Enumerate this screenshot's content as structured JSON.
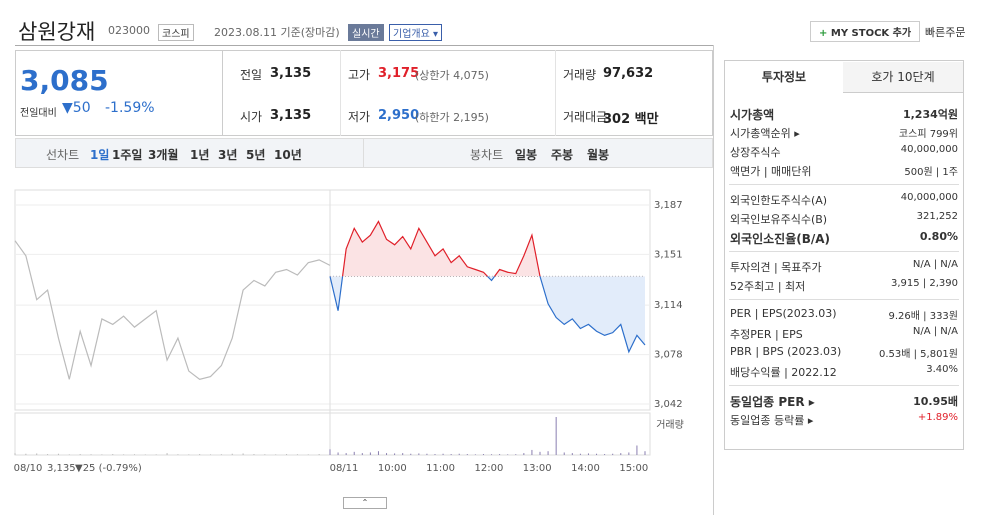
{
  "header": {
    "name": "삼원강재",
    "code": "023000",
    "market": "코스피",
    "date": "2023.08.11 기준(장마감)",
    "realtime": "실시간",
    "overview": "기업개요 ▾",
    "mystock": "MY STOCK 추가",
    "quick": "빠른주문"
  },
  "price": {
    "current": "3,085",
    "change_label": "전일대비",
    "change": "50",
    "change_pct": "-1.59%"
  },
  "quote": [
    {
      "label": "전일",
      "value": "3,135"
    },
    {
      "label": "고가",
      "value": "3,175",
      "extra": "(상한가 4,075)"
    },
    {
      "label": "거래량",
      "value": "97,632"
    },
    {
      "label": "시가",
      "value": "3,135"
    },
    {
      "label": "저가",
      "value": "2,950",
      "extra": "(하한가 2,195)"
    },
    {
      "label": "거래대금",
      "value": "302 백만"
    }
  ],
  "tabs": {
    "line_label": "선차트",
    "periods": [
      "1일",
      "1주일",
      "3개월",
      "1년",
      "3년",
      "5년",
      "10년"
    ],
    "candle_label": "봉차트",
    "candles": [
      "일봉",
      "주봉",
      "월봉"
    ]
  },
  "chart_data": {
    "type": "line",
    "ylim": [
      3042,
      3187
    ],
    "yticks": [
      {
        "value": 3187,
        "label": "3,187"
      },
      {
        "value": 3151,
        "label": "3,151"
      },
      {
        "value": 3114,
        "label": "3,114"
      },
      {
        "value": 3078,
        "label": "3,078"
      },
      {
        "value": 3042,
        "label": "3,042"
      }
    ],
    "grid": true,
    "baseline": 3135,
    "xlabels": [
      "08/10",
      "08/11",
      "10:00",
      "11:00",
      "12:00",
      "13:00",
      "14:00",
      "15:00"
    ],
    "prev_close_label": "3,135",
    "prev_change_label": "▼25 (-0.79%)",
    "volume_label": "거래량",
    "series": [
      {
        "name": "08/10",
        "color": "#bbbbbb",
        "values": [
          3161,
          3150,
          3118,
          3125,
          3090,
          3060,
          3095,
          3070,
          3104,
          3100,
          3106,
          3098,
          3104,
          3110,
          3074,
          3090,
          3066,
          3060,
          3062,
          3070,
          3090,
          3125,
          3132,
          3128,
          3138,
          3140,
          3136,
          3145,
          3147,
          3143
        ],
        "volume": [
          300,
          200,
          250,
          150,
          200,
          100,
          150,
          120,
          100,
          150,
          100,
          120,
          90,
          100,
          300,
          120,
          100,
          150,
          100,
          120,
          200,
          250,
          150,
          120,
          100,
          150,
          120,
          100,
          150,
          400
        ]
      },
      {
        "name": "08/11",
        "color_up": "#e0202a",
        "color_down": "#2d6fcb",
        "values": [
          3135,
          3110,
          3155,
          3170,
          3160,
          3165,
          3175,
          3162,
          3158,
          3164,
          3155,
          3170,
          3160,
          3150,
          3155,
          3145,
          3150,
          3142,
          3140,
          3138,
          3132,
          3140,
          3138,
          3137,
          3150,
          3165,
          3135,
          3115,
          3105,
          3100,
          3104,
          3097,
          3100,
          3095,
          3092,
          3094,
          3100,
          3080,
          3092,
          3085
        ],
        "volume": [
          900,
          400,
          300,
          500,
          300,
          400,
          600,
          300,
          250,
          300,
          200,
          250,
          200,
          150,
          200,
          150,
          200,
          150,
          100,
          150,
          120,
          150,
          100,
          120,
          300,
          800,
          500,
          600,
          6000,
          400,
          300,
          200,
          250,
          200,
          150,
          200,
          300,
          400,
          1500,
          600
        ]
      }
    ]
  },
  "panel": {
    "tabs": [
      "투자정보",
      "호가 10단계"
    ],
    "groups": [
      [
        {
          "label": "시가총액",
          "value": "1,234억원"
        },
        {
          "label": "시가총액순위 ▸",
          "value": "코스피 799위"
        },
        {
          "label": "상장주식수",
          "value": "40,000,000"
        },
        {
          "label": "액면가 | 매매단위",
          "value": "500원 | 1주"
        }
      ],
      [
        {
          "label": "외국인한도주식수(A)",
          "value": "40,000,000"
        },
        {
          "label": "외국인보유주식수(B)",
          "value": "321,252"
        },
        {
          "label": "외국인소진율(B/A)",
          "value": "0.80%"
        }
      ],
      [
        {
          "label": "투자의견 | 목표주가",
          "value": "N/A | N/A"
        },
        {
          "label": "52주최고 | 최저",
          "value": "3,915 | 2,390"
        }
      ],
      [
        {
          "label": "PER | EPS(2023.03)",
          "value": "9.26배 | 333원"
        },
        {
          "label": "추정PER | EPS",
          "value": "N/A | N/A"
        },
        {
          "label": "PBR | BPS (2023.03)",
          "value": "0.53배 | 5,801원"
        },
        {
          "label": "배당수익률 | 2022.12",
          "value": "3.40%"
        }
      ],
      [
        {
          "label": "동일업종 PER ▸",
          "value": "10.95배"
        },
        {
          "label": "동일업종 등락률 ▸",
          "value": "+1.89%"
        }
      ]
    ]
  }
}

▸ TASK TO COMPLETE: Except for the pictures, print the data above exactly.

▸ ANSWER TO THIS TASK:
Enumerate this screenshot's content as structured JSON.
{
  "header": {
    "name": "삼원강재",
    "code": "023000",
    "market": "코스피",
    "date": "2023.08.11 기준(장마감)",
    "realtime": "실시간",
    "overview": "기업개요 ▾",
    "mystock": "MY STOCK 추가",
    "quick": "빠른주문"
  },
  "price": {
    "current": "3,085",
    "change_label": "전일대비",
    "change": "50",
    "change_pct": "-1.59%"
  },
  "quote": [
    {
      "label": "전일",
      "value": "3,135"
    },
    {
      "label": "고가",
      "value": "3,175",
      "extra": "(상한가 4,075)"
    },
    {
      "label": "거래량",
      "value": "97,632"
    },
    {
      "label": "시가",
      "value": "3,135"
    },
    {
      "label": "저가",
      "value": "2,950",
      "extra": "(하한가 2,195)"
    },
    {
      "label": "거래대금",
      "value": "302 백만"
    }
  ],
  "tabs": {
    "line_label": "선차트",
    "periods": [
      "1일",
      "1주일",
      "3개월",
      "1년",
      "3년",
      "5년",
      "10년"
    ],
    "candle_label": "봉차트",
    "candles": [
      "일봉",
      "주봉",
      "월봉"
    ]
  },
  "chart_data": {
    "type": "line",
    "ylim": [
      3042,
      3187
    ],
    "yticks": [
      {
        "value": 3187,
        "label": "3,187"
      },
      {
        "value": 3151,
        "label": "3,151"
      },
      {
        "value": 3114,
        "label": "3,114"
      },
      {
        "value": 3078,
        "label": "3,078"
      },
      {
        "value": 3042,
        "label": "3,042"
      }
    ],
    "grid": true,
    "baseline": 3135,
    "xlabels": [
      "08/10",
      "08/11",
      "10:00",
      "11:00",
      "12:00",
      "13:00",
      "14:00",
      "15:00"
    ],
    "prev_close_label": "3,135",
    "prev_change_label": "▼25 (-0.79%)",
    "volume_label": "거래량",
    "series": [
      {
        "name": "08/10",
        "color": "#bbbbbb",
        "values": [
          3161,
          3150,
          3118,
          3125,
          3090,
          3060,
          3095,
          3070,
          3104,
          3100,
          3106,
          3098,
          3104,
          3110,
          3074,
          3090,
          3066,
          3060,
          3062,
          3070,
          3090,
          3125,
          3132,
          3128,
          3138,
          3140,
          3136,
          3145,
          3147,
          3143
        ],
        "volume": [
          300,
          200,
          250,
          150,
          200,
          100,
          150,
          120,
          100,
          150,
          100,
          120,
          90,
          100,
          300,
          120,
          100,
          150,
          100,
          120,
          200,
          250,
          150,
          120,
          100,
          150,
          120,
          100,
          150,
          400
        ]
      },
      {
        "name": "08/11",
        "color_up": "#e0202a",
        "color_down": "#2d6fcb",
        "values": [
          3135,
          3110,
          3155,
          3170,
          3160,
          3165,
          3175,
          3162,
          3158,
          3164,
          3155,
          3170,
          3160,
          3150,
          3155,
          3145,
          3150,
          3142,
          3140,
          3138,
          3132,
          3140,
          3138,
          3137,
          3150,
          3165,
          3135,
          3115,
          3105,
          3100,
          3104,
          3097,
          3100,
          3095,
          3092,
          3094,
          3100,
          3080,
          3092,
          3085
        ],
        "volume": [
          900,
          400,
          300,
          500,
          300,
          400,
          600,
          300,
          250,
          300,
          200,
          250,
          200,
          150,
          200,
          150,
          200,
          150,
          100,
          150,
          120,
          150,
          100,
          120,
          300,
          800,
          500,
          600,
          6000,
          400,
          300,
          200,
          250,
          200,
          150,
          200,
          300,
          400,
          1500,
          600
        ]
      }
    ]
  },
  "panel": {
    "tabs": [
      "투자정보",
      "호가 10단계"
    ],
    "groups": [
      [
        {
          "label": "시가총액",
          "value": "1,234억원"
        },
        {
          "label": "시가총액순위 ▸",
          "value": "코스피 799위"
        },
        {
          "label": "상장주식수",
          "value": "40,000,000"
        },
        {
          "label": "액면가 | 매매단위",
          "value": "500원 | 1주"
        }
      ],
      [
        {
          "label": "외국인한도주식수(A)",
          "value": "40,000,000"
        },
        {
          "label": "외국인보유주식수(B)",
          "value": "321,252"
        },
        {
          "label": "외국인소진율(B/A)",
          "value": "0.80%"
        }
      ],
      [
        {
          "label": "투자의견 | 목표주가",
          "value": "N/A | N/A"
        },
        {
          "label": "52주최고 | 최저",
          "value": "3,915 | 2,390"
        }
      ],
      [
        {
          "label": "PER | EPS(2023.03)",
          "value": "9.26배 | 333원"
        },
        {
          "label": "추정PER | EPS",
          "value": "N/A | N/A"
        },
        {
          "label": "PBR | BPS (2023.03)",
          "value": "0.53배 | 5,801원"
        },
        {
          "label": "배당수익률 | 2022.12",
          "value": "3.40%"
        }
      ],
      [
        {
          "label": "동일업종 PER ▸",
          "value": "10.95배"
        },
        {
          "label": "동일업종 등락률 ▸",
          "value": "+1.89%"
        }
      ]
    ]
  }
}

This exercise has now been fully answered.